SHORT EXERCISE: Gather every line of the listing below that contains the string "button". Case counts.

Records:
-- -- --

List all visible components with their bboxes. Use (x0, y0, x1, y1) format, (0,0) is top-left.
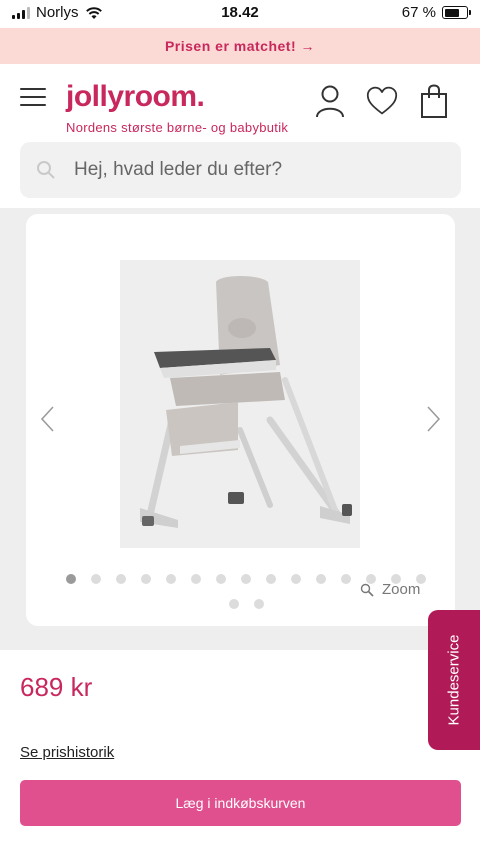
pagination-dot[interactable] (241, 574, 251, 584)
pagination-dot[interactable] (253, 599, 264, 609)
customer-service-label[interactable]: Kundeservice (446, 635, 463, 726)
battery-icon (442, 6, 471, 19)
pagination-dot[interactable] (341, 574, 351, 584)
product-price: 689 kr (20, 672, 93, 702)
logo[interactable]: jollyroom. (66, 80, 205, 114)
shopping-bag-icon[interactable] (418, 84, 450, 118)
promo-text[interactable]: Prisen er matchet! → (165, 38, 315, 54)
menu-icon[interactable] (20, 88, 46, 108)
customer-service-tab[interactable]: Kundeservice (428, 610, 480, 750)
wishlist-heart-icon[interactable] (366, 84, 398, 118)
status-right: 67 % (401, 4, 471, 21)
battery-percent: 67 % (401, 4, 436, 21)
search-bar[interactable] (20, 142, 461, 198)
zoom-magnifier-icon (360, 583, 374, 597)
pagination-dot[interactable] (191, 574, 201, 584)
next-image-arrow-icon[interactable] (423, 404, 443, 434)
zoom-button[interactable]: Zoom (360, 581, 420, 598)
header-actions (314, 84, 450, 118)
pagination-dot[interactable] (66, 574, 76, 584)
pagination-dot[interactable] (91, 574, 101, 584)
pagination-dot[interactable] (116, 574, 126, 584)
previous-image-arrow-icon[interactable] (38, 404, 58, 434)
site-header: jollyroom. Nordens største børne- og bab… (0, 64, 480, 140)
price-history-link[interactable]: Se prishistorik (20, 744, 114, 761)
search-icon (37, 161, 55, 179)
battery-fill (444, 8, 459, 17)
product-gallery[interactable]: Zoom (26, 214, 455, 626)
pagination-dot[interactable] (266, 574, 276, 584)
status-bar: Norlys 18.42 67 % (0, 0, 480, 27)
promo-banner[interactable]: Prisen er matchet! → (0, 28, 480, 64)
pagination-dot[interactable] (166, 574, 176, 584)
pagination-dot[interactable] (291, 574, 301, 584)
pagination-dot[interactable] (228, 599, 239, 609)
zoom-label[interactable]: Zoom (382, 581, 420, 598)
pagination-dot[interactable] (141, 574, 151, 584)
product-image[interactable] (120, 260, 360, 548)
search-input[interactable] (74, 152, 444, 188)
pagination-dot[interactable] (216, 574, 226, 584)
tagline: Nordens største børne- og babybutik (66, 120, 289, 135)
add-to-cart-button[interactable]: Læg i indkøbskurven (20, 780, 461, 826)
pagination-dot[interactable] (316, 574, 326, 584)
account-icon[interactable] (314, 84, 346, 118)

-- -- --

EXERCISE OUTPUT:
zoom-button[interactable]: Zoom (360, 581, 420, 598)
add-to-cart-button[interactable]: Læg i indkøbskurven (20, 780, 461, 826)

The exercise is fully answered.